[start of EXTRACTED DATA]

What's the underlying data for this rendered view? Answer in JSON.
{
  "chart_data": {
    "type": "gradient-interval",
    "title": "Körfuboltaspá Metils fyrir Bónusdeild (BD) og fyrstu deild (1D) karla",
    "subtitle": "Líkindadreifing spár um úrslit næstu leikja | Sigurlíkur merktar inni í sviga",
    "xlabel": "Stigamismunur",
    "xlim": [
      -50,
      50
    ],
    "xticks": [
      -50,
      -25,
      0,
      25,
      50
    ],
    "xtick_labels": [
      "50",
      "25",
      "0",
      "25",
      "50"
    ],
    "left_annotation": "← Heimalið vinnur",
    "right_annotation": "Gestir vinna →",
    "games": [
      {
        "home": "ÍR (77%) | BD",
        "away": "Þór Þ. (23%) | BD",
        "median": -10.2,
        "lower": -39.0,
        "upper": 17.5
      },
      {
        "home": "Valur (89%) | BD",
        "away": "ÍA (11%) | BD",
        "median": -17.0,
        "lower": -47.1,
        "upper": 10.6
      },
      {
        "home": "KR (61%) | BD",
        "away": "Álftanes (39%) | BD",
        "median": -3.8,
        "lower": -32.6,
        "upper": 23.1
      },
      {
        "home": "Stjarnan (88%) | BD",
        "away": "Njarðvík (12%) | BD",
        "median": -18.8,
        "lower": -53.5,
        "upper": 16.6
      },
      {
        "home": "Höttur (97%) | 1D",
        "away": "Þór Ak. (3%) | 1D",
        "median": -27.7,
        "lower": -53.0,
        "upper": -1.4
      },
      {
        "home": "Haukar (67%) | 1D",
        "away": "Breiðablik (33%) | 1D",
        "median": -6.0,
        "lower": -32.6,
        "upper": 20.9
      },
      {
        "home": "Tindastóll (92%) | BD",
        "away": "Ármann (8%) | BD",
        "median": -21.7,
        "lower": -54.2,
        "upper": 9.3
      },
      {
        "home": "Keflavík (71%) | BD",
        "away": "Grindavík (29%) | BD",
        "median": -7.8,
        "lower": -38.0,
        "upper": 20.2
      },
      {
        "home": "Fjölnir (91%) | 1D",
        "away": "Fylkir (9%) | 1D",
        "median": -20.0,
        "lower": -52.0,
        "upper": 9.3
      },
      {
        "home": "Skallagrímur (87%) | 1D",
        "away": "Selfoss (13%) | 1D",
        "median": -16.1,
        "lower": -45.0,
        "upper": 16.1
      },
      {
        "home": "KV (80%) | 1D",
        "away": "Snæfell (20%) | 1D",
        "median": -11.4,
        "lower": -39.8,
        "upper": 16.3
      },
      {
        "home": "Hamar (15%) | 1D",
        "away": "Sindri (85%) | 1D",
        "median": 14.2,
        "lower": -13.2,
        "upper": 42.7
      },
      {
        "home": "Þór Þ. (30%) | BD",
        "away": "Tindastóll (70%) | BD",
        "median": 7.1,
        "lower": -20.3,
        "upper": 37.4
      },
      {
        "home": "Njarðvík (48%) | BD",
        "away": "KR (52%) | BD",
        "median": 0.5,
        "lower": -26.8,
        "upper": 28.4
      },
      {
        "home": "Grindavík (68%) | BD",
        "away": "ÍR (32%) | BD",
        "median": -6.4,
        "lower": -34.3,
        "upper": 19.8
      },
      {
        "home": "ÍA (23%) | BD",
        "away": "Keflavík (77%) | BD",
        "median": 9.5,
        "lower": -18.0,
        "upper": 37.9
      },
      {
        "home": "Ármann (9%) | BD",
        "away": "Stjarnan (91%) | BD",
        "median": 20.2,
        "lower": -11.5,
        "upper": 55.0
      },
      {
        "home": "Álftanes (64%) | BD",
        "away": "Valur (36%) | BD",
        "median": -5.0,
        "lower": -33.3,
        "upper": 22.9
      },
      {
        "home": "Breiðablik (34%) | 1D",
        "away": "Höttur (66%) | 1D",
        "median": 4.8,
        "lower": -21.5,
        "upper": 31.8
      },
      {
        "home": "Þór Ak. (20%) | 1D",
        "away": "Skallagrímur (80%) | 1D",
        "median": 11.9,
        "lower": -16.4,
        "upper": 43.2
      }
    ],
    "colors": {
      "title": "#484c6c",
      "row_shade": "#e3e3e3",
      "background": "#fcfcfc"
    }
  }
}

[end of EXTRACTED DATA]

* EXERCISE AIM *
Copy out all of the lines above exactly.

* CORRECT RESPONSE *
What's the underlying data for this rendered view? Answer in JSON.
{
  "chart_data": {
    "type": "gradient-interval",
    "title": "Körfuboltaspá Metils fyrir Bónusdeild (BD) og fyrstu deild (1D) karla",
    "subtitle": "Líkindadreifing spár um úrslit næstu leikja | Sigurlíkur merktar inni í sviga",
    "xlabel": "Stigamismunur",
    "xlim": [
      -50,
      50
    ],
    "xticks": [
      -50,
      -25,
      0,
      25,
      50
    ],
    "xtick_labels": [
      "50",
      "25",
      "0",
      "25",
      "50"
    ],
    "left_annotation": "← Heimalið vinnur",
    "right_annotation": "Gestir vinna →",
    "games": [
      {
        "home": "ÍR (77%) | BD",
        "away": "Þór Þ. (23%) | BD",
        "median": -10.2,
        "lower": -39.0,
        "upper": 17.5
      },
      {
        "home": "Valur (89%) | BD",
        "away": "ÍA (11%) | BD",
        "median": -17.0,
        "lower": -47.1,
        "upper": 10.6
      },
      {
        "home": "KR (61%) | BD",
        "away": "Álftanes (39%) | BD",
        "median": -3.8,
        "lower": -32.6,
        "upper": 23.1
      },
      {
        "home": "Stjarnan (88%) | BD",
        "away": "Njarðvík (12%) | BD",
        "median": -18.8,
        "lower": -53.5,
        "upper": 16.6
      },
      {
        "home": "Höttur (97%) | 1D",
        "away": "Þór Ak. (3%) | 1D",
        "median": -27.7,
        "lower": -53.0,
        "upper": -1.4
      },
      {
        "home": "Haukar (67%) | 1D",
        "away": "Breiðablik (33%) | 1D",
        "median": -6.0,
        "lower": -32.6,
        "upper": 20.9
      },
      {
        "home": "Tindastóll (92%) | BD",
        "away": "Ármann (8%) | BD",
        "median": -21.7,
        "lower": -54.2,
        "upper": 9.3
      },
      {
        "home": "Keflavík (71%) | BD",
        "away": "Grindavík (29%) | BD",
        "median": -7.8,
        "lower": -38.0,
        "upper": 20.2
      },
      {
        "home": "Fjölnir (91%) | 1D",
        "away": "Fylkir (9%) | 1D",
        "median": -20.0,
        "lower": -52.0,
        "upper": 9.3
      },
      {
        "home": "Skallagrímur (87%) | 1D",
        "away": "Selfoss (13%) | 1D",
        "median": -16.1,
        "lower": -45.0,
        "upper": 16.1
      },
      {
        "home": "KV (80%) | 1D",
        "away": "Snæfell (20%) | 1D",
        "median": -11.4,
        "lower": -39.8,
        "upper": 16.3
      },
      {
        "home": "Hamar (15%) | 1D",
        "away": "Sindri (85%) | 1D",
        "median": 14.2,
        "lower": -13.2,
        "upper": 42.7
      },
      {
        "home": "Þór Þ. (30%) | BD",
        "away": "Tindastóll (70%) | BD",
        "median": 7.1,
        "lower": -20.3,
        "upper": 37.4
      },
      {
        "home": "Njarðvík (48%) | BD",
        "away": "KR (52%) | BD",
        "median": 0.5,
        "lower": -26.8,
        "upper": 28.4
      },
      {
        "home": "Grindavík (68%) | BD",
        "away": "ÍR (32%) | BD",
        "median": -6.4,
        "lower": -34.3,
        "upper": 19.8
      },
      {
        "home": "ÍA (23%) | BD",
        "away": "Keflavík (77%) | BD",
        "median": 9.5,
        "lower": -18.0,
        "upper": 37.9
      },
      {
        "home": "Ármann (9%) | BD",
        "away": "Stjarnan (91%) | BD",
        "median": 20.2,
        "lower": -11.5,
        "upper": 55.0
      },
      {
        "home": "Álftanes (64%) | BD",
        "away": "Valur (36%) | BD",
        "median": -5.0,
        "lower": -33.3,
        "upper": 22.9
      },
      {
        "home": "Breiðablik (34%) | 1D",
        "away": "Höttur (66%) | 1D",
        "median": 4.8,
        "lower": -21.5,
        "upper": 31.8
      },
      {
        "home": "Þór Ak. (20%) | 1D",
        "away": "Skallagrímur (80%) | 1D",
        "median": 11.9,
        "lower": -16.4,
        "upper": 43.2
      }
    ],
    "colors": {
      "title": "#484c6c",
      "row_shade": "#e3e3e3",
      "background": "#fcfcfc"
    }
  }
}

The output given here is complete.